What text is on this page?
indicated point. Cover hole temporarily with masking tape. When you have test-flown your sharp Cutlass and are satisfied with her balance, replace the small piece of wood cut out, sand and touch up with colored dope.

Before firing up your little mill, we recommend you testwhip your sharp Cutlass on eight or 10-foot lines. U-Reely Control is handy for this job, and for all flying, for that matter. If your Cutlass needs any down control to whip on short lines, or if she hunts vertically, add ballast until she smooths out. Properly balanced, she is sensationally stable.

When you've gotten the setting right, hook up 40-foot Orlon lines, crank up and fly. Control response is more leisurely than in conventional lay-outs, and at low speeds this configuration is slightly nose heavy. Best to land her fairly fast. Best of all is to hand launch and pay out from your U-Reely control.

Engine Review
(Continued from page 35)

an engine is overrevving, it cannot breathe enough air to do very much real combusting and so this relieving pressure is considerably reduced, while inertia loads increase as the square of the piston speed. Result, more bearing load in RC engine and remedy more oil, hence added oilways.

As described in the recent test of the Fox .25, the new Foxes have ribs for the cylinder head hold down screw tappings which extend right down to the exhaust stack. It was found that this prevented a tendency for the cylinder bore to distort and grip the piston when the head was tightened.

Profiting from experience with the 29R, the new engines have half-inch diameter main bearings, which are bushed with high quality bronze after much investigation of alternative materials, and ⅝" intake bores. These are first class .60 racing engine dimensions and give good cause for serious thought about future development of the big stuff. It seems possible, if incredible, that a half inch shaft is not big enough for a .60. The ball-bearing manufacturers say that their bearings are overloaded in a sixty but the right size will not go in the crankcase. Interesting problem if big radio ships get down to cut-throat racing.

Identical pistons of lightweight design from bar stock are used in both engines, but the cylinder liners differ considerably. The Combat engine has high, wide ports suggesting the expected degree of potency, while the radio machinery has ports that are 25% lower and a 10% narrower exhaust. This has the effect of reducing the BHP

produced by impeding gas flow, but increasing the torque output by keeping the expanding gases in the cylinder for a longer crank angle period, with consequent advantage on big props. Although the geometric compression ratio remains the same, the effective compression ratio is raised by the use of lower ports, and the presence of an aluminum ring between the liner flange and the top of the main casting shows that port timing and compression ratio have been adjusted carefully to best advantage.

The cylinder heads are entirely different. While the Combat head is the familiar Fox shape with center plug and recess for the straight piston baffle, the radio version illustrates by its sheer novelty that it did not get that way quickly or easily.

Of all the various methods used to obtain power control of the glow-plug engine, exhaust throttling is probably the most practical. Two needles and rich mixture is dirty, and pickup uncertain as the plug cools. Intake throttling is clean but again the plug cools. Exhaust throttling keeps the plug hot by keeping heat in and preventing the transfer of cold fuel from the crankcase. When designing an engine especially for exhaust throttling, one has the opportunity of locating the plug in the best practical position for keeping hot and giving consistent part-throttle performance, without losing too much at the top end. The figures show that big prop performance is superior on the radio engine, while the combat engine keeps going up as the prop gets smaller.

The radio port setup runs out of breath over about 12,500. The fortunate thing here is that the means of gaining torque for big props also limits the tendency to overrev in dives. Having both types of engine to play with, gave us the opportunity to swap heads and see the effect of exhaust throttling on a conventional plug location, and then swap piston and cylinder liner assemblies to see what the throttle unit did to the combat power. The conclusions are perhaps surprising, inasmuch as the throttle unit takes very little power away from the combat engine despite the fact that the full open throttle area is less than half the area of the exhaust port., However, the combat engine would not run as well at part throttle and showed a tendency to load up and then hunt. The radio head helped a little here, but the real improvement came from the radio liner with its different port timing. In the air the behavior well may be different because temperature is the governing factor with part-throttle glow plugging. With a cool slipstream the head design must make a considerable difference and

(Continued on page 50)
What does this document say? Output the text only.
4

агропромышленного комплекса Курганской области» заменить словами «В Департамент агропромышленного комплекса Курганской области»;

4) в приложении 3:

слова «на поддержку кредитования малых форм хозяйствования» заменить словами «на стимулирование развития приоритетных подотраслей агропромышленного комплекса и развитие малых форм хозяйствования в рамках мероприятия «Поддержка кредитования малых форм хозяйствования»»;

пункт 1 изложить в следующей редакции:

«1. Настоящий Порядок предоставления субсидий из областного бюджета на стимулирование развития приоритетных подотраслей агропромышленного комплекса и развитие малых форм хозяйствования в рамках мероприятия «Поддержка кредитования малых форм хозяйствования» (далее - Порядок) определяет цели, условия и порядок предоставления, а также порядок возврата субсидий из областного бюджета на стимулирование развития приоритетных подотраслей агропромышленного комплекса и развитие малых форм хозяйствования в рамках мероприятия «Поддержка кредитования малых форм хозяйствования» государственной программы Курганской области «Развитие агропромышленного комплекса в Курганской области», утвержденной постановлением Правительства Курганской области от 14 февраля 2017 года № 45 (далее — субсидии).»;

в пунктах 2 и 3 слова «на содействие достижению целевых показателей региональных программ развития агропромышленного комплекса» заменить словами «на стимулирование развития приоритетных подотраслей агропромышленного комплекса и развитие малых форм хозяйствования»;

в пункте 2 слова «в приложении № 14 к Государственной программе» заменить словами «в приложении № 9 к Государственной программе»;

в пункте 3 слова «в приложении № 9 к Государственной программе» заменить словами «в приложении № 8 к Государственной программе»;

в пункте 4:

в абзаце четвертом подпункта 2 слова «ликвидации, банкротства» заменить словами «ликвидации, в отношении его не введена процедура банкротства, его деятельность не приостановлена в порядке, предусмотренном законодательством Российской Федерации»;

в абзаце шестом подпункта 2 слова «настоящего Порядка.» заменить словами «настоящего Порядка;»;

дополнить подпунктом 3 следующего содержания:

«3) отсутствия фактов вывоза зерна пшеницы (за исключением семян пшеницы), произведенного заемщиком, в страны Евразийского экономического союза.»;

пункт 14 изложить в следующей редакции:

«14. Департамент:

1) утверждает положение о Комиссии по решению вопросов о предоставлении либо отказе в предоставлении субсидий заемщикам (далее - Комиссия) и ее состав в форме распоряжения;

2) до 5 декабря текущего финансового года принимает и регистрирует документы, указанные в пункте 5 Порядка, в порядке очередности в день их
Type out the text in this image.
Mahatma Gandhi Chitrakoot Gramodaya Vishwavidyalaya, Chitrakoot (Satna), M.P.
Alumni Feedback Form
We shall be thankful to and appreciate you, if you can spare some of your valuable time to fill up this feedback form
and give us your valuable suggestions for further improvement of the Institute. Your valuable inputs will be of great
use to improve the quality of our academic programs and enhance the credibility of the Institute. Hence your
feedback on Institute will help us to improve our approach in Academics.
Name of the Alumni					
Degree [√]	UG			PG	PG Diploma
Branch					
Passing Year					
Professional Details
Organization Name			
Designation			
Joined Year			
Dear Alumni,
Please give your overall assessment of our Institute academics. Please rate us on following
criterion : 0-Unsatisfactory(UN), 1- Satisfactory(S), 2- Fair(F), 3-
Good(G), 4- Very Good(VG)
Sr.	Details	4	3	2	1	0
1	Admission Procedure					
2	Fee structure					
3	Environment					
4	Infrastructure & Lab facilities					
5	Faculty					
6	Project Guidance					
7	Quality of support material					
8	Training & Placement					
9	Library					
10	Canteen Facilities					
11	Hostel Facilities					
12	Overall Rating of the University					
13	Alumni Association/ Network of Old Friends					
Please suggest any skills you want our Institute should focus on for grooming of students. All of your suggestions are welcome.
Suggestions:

· · · ·

**Task objective**
Copy each line of the data that contains the word "программе".

**Full output**
в пункте 2 слова «в приложении № 14 к Государственной программе» заменить словами «в приложении № 9 к Государственной программе»;
в пункте 3 слова «в приложении № 9 к Государственной программе» заменить словами «в приложении № 8 к Государственной программе»;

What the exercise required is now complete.